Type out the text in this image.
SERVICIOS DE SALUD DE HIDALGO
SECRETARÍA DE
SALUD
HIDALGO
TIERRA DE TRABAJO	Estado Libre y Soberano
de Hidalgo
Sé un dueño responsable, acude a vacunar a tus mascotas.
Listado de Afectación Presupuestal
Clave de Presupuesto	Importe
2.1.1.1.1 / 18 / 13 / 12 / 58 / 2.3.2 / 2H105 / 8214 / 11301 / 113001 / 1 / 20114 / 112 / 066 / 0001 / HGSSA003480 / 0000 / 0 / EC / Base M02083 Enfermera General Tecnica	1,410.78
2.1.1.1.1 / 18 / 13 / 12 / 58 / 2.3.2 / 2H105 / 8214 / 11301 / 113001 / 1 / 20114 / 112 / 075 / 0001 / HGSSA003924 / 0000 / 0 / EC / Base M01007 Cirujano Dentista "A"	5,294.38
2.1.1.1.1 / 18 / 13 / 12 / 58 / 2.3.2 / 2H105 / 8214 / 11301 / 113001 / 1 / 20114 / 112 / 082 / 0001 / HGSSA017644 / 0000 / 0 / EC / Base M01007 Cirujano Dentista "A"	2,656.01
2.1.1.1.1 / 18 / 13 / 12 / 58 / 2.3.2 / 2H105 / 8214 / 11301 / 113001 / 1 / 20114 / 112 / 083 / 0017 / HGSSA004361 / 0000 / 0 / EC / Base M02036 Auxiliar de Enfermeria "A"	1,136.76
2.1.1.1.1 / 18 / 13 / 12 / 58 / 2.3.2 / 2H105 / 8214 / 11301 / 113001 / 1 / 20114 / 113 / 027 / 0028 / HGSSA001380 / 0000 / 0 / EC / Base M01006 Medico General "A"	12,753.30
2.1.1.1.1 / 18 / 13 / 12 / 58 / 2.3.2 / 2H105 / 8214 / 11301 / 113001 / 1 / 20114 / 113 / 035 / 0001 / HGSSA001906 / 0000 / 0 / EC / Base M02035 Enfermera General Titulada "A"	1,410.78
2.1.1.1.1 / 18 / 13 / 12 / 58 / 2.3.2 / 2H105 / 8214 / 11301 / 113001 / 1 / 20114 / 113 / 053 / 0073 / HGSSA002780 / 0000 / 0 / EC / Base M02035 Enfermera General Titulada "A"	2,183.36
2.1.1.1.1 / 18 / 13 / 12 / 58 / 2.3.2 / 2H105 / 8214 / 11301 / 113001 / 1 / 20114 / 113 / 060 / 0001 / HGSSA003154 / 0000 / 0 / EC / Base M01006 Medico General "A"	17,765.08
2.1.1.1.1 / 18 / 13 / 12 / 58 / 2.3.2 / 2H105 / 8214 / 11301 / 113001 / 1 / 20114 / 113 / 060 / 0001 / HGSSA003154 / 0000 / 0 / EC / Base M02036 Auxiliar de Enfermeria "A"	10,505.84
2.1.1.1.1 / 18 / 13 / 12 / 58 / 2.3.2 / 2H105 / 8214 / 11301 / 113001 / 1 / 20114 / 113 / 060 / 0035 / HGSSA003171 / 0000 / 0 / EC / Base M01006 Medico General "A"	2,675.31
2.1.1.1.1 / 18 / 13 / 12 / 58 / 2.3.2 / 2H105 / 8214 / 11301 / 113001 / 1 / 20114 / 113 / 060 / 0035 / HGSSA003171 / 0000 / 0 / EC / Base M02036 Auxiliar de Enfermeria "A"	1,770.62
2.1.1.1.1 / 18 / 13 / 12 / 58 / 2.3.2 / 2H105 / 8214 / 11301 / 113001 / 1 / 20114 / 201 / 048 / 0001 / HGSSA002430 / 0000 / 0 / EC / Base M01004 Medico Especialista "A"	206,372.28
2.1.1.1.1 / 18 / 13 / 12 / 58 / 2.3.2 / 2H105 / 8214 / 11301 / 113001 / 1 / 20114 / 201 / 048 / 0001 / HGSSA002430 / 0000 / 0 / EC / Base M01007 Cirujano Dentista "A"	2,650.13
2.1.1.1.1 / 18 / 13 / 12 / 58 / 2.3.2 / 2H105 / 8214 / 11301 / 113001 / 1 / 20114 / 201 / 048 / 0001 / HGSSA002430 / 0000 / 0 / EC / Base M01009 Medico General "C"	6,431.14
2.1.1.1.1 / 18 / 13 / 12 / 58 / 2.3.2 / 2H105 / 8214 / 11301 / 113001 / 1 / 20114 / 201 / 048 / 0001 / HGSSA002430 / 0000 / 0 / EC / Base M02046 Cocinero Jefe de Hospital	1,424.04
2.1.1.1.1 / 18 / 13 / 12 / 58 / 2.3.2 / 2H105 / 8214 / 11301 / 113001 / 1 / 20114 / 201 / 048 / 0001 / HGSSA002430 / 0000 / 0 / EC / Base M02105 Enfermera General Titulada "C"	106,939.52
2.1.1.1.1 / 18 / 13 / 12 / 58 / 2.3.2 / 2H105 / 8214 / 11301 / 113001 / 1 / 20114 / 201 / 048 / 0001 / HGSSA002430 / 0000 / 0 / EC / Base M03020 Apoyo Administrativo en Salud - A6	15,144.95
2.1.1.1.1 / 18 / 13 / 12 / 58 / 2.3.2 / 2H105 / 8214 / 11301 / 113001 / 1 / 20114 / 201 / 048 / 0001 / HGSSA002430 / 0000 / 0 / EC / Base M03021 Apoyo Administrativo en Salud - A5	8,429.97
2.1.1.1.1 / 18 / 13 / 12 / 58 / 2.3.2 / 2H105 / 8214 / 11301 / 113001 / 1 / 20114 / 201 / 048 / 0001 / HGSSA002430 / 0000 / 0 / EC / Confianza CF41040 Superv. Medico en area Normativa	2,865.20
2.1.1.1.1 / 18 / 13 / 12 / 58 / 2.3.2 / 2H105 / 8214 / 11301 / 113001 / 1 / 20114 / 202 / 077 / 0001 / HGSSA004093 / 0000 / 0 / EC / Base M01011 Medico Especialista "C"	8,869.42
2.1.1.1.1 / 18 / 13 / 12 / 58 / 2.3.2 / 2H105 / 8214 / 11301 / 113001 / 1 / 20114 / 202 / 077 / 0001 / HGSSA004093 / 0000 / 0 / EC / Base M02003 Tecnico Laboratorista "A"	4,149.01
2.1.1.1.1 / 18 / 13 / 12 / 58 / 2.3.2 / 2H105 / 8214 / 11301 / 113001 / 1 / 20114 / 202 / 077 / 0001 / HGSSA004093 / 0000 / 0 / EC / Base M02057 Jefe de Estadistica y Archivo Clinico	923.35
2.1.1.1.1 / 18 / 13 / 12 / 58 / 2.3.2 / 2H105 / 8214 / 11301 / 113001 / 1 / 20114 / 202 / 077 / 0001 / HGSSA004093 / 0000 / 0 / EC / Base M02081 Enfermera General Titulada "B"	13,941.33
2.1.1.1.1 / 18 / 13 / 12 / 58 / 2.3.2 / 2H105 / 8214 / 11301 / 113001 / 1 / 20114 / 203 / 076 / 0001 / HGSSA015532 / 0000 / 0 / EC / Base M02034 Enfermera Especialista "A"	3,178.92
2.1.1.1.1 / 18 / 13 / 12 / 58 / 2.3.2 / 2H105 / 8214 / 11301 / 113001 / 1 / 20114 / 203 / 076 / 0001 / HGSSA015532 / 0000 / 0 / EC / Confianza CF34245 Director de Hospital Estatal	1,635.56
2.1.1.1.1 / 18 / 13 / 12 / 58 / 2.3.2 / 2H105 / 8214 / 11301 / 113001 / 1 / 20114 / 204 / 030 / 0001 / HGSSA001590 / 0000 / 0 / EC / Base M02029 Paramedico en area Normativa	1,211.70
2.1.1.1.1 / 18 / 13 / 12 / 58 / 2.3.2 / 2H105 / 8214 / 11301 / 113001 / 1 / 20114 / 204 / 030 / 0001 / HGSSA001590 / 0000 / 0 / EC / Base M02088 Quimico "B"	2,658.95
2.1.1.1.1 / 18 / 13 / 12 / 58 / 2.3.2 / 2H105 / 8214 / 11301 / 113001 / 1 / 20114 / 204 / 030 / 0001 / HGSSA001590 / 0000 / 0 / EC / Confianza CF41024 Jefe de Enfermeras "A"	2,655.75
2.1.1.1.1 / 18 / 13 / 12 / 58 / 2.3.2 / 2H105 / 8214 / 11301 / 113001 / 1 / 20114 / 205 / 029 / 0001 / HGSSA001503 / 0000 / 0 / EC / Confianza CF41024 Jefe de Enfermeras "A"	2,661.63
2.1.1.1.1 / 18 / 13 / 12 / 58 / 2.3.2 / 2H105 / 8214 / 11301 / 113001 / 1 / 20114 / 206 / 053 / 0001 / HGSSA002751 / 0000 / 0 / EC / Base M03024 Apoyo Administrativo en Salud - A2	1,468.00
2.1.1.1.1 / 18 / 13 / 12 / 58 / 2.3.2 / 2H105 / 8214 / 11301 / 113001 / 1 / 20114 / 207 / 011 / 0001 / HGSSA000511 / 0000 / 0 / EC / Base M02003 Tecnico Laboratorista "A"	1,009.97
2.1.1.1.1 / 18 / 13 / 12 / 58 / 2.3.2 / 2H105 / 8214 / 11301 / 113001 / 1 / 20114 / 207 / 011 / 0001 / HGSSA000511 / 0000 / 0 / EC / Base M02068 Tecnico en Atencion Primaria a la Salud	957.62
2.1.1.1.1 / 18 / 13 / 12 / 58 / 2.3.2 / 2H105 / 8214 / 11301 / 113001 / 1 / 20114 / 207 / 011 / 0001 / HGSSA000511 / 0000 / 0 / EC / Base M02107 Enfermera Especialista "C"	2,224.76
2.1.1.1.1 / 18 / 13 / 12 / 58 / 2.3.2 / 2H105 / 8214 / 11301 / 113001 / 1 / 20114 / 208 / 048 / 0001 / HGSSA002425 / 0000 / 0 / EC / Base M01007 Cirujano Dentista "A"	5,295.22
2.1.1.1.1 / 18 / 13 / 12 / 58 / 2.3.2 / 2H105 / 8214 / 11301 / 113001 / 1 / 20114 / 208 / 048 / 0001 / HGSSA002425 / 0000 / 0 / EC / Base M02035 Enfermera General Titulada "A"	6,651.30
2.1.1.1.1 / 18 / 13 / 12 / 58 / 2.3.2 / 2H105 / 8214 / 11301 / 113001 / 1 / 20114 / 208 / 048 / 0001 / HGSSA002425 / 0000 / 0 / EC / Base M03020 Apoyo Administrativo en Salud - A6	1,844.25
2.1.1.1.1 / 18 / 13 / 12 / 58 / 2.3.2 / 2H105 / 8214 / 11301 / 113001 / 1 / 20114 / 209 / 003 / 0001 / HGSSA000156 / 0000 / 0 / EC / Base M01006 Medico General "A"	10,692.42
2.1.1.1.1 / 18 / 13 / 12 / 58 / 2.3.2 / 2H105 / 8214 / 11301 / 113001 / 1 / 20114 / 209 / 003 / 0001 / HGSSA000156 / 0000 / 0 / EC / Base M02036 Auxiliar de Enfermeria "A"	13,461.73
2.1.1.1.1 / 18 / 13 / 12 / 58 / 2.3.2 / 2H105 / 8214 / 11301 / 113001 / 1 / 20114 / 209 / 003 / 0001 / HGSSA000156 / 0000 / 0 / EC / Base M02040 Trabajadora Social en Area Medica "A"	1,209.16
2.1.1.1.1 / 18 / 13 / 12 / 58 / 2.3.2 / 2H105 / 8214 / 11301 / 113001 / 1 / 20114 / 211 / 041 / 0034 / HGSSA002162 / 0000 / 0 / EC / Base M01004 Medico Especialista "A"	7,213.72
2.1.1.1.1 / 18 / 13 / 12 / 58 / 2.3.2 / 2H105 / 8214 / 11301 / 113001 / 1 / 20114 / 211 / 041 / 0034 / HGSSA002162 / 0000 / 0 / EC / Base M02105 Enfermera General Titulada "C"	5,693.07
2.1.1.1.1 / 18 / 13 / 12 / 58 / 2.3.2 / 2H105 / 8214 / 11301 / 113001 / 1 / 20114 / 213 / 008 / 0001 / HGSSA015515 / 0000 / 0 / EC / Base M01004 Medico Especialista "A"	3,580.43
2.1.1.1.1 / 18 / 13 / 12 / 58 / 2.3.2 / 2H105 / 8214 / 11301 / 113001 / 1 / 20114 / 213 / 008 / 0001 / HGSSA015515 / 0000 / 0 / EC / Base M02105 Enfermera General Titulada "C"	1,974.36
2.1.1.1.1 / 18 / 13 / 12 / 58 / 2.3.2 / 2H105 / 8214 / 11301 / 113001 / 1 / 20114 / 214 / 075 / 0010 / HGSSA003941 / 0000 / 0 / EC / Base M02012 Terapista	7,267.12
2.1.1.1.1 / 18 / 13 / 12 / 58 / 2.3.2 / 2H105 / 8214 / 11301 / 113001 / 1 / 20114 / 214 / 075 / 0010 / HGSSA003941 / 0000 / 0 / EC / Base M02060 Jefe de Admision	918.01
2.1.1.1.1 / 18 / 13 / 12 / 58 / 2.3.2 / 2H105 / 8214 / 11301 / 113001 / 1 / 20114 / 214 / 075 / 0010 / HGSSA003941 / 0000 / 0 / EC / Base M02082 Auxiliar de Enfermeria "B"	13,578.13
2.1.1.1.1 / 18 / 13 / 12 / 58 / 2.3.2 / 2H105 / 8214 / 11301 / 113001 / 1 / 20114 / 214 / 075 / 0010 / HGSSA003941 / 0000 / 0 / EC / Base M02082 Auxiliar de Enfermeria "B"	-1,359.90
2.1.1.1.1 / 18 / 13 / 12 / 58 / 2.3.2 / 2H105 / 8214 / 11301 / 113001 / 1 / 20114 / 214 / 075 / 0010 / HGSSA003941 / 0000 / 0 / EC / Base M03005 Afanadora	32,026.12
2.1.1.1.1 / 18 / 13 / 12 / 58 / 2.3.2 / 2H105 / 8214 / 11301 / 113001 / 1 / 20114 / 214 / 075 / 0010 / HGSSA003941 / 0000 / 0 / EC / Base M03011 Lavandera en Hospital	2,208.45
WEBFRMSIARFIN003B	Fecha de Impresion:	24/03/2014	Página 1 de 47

========

TASK BRIEF: Copy, from the material, each line that holds the string "Normativa".

COMPLETE ANSWER:
2.1.1.1.1 / 18 / 13 / 12 / 58 / 2.3.2 / 2H105 / 8214 / 11301 / 113001 / 1 / 20114 / 201 / 048 / 0001 / HGSSA002430 / 0000 / 0 / EC / Confianza CF41040 Superv. Medico en area Normativa	2,865.20
2.1.1.1.1 / 18 / 13 / 12 / 58 / 2.3.2 / 2H105 / 8214 / 11301 / 113001 / 1 / 20114 / 204 / 030 / 0001 / HGSSA001590 / 0000 / 0 / EC / Base M02029 Paramedico en area Normativa	1,211.70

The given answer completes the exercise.